REQUIRED WORK — Output every entry exactly as written, but omit the pictures.

RECORDS SHOWN —
# # #
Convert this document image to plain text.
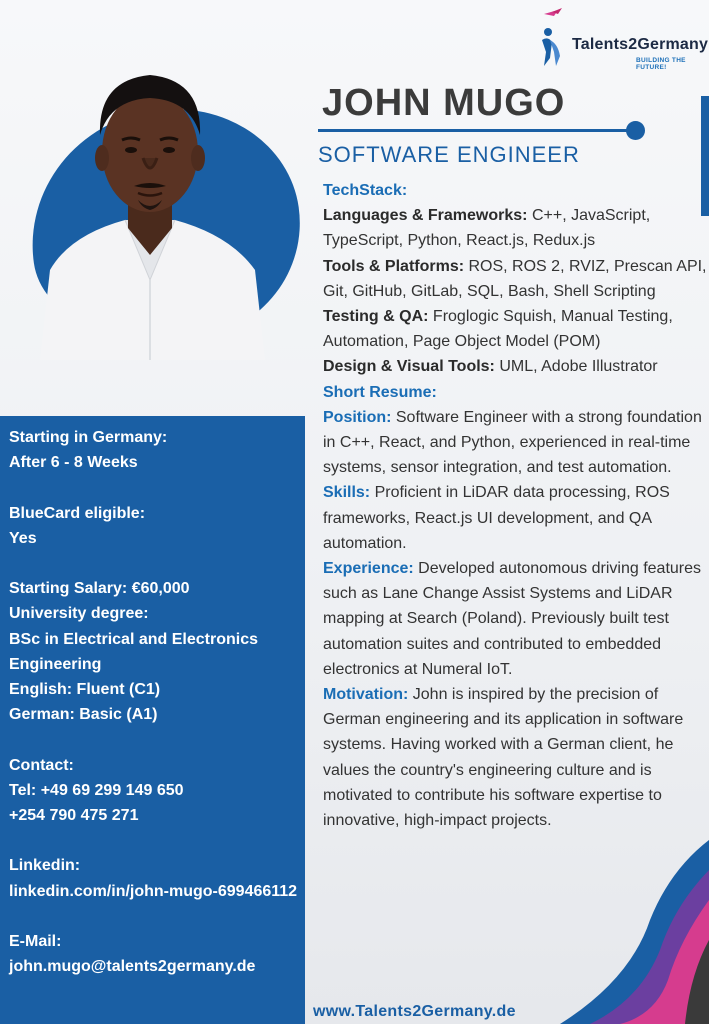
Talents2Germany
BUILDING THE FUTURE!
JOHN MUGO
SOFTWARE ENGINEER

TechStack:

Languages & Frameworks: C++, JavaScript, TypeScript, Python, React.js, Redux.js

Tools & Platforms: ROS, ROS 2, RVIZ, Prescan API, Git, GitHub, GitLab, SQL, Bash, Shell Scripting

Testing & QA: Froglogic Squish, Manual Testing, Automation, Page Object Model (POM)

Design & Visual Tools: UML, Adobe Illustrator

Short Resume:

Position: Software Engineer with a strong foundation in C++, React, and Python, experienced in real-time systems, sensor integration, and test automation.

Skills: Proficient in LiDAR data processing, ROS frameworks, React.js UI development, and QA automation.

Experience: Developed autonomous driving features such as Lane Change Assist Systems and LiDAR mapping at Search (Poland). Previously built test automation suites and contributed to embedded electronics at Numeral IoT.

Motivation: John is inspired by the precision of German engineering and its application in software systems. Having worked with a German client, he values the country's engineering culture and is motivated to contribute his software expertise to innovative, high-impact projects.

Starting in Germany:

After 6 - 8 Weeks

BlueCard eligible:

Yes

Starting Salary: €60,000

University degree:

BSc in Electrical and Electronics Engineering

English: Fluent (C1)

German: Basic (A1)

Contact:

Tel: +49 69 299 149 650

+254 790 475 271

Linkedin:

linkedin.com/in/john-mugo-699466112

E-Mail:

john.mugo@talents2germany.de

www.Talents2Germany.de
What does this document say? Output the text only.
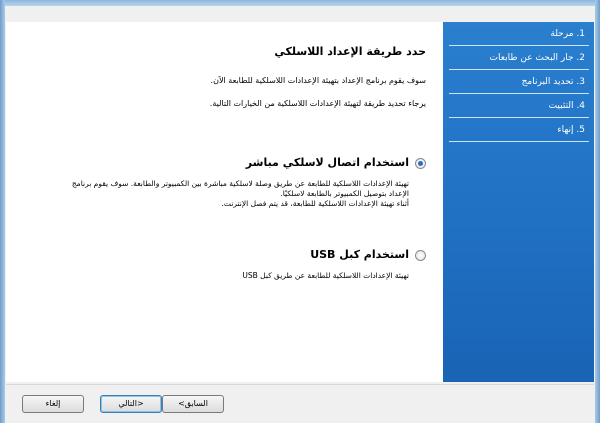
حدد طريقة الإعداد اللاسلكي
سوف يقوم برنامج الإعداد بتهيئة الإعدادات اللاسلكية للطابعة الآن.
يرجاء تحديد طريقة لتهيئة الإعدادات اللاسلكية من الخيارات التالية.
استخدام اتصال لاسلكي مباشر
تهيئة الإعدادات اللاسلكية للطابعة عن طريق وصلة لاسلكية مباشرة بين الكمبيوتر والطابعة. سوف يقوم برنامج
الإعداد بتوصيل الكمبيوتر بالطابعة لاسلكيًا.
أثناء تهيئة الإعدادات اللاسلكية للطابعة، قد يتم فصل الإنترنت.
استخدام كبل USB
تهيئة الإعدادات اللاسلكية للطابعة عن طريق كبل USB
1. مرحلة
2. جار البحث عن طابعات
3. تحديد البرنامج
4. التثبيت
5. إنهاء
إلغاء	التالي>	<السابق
# # #
FINAL RESULT —
Convert this document image to plain text.
Talents2Germany
BUILDING THE FUTURE!
JOHN MUGO
SOFTWARE ENGINEER

TechStack:

Languages & Frameworks: C++, JavaScript, TypeScript, Python, React.js, Redux.js

Tools & Platforms: ROS, ROS 2, RVIZ, Prescan API, Git, GitHub, GitLab, SQL, Bash, Shell Scripting

Testing & QA: Froglogic Squish, Manual Testing, Automation, Page Object Model (POM)

Design & Visual Tools: UML, Adobe Illustrator

Short Resume:

Position: Software Engineer with a strong foundation in C++, React, and Python, experienced in real-time systems, sensor integration, and test automation.

Skills: Proficient in LiDAR data processing, ROS frameworks, React.js UI development, and QA automation.

Experience: Developed autonomous driving features such as Lane Change Assist Systems and LiDAR mapping at Search (Poland). Previously built test automation suites and contributed to embedded electronics at Numeral IoT.

Motivation: John is inspired by the precision of German engineering and its application in software systems. Having worked with a German client, he values the country's engineering culture and is motivated to contribute his software expertise to innovative, high-impact projects.

Starting in Germany:

After 6 - 8 Weeks

BlueCard eligible:

Yes

Starting Salary: €60,000

University degree:

BSc in Electrical and Electronics Engineering

English: Fluent (C1)

German: Basic (A1)

Contact:

Tel: +49 69 299 149 650

+254 790 475 271

Linkedin:

linkedin.com/in/john-mugo-699466112

E-Mail:

john.mugo@talents2germany.de

www.Talents2Germany.de
What does this document say? Output the text only.
حدد طريقة الإعداد اللاسلكي
سوف يقوم برنامج الإعداد بتهيئة الإعدادات اللاسلكية للطابعة الآن.
يرجاء تحديد طريقة لتهيئة الإعدادات اللاسلكية من الخيارات التالية.
استخدام اتصال لاسلكي مباشر
تهيئة الإعدادات اللاسلكية للطابعة عن طريق وصلة لاسلكية مباشرة بين الكمبيوتر والطابعة. سوف يقوم برنامج
الإعداد بتوصيل الكمبيوتر بالطابعة لاسلكيًا.
أثناء تهيئة الإعدادات اللاسلكية للطابعة، قد يتم فصل الإنترنت.
استخدام كبل USB
تهيئة الإعدادات اللاسلكية للطابعة عن طريق كبل USB
1. مرحلة
2. جار البحث عن طابعات
3. تحديد البرنامج
4. التثبيت
5. إنهاء
إلغاء	التالي>	<السابق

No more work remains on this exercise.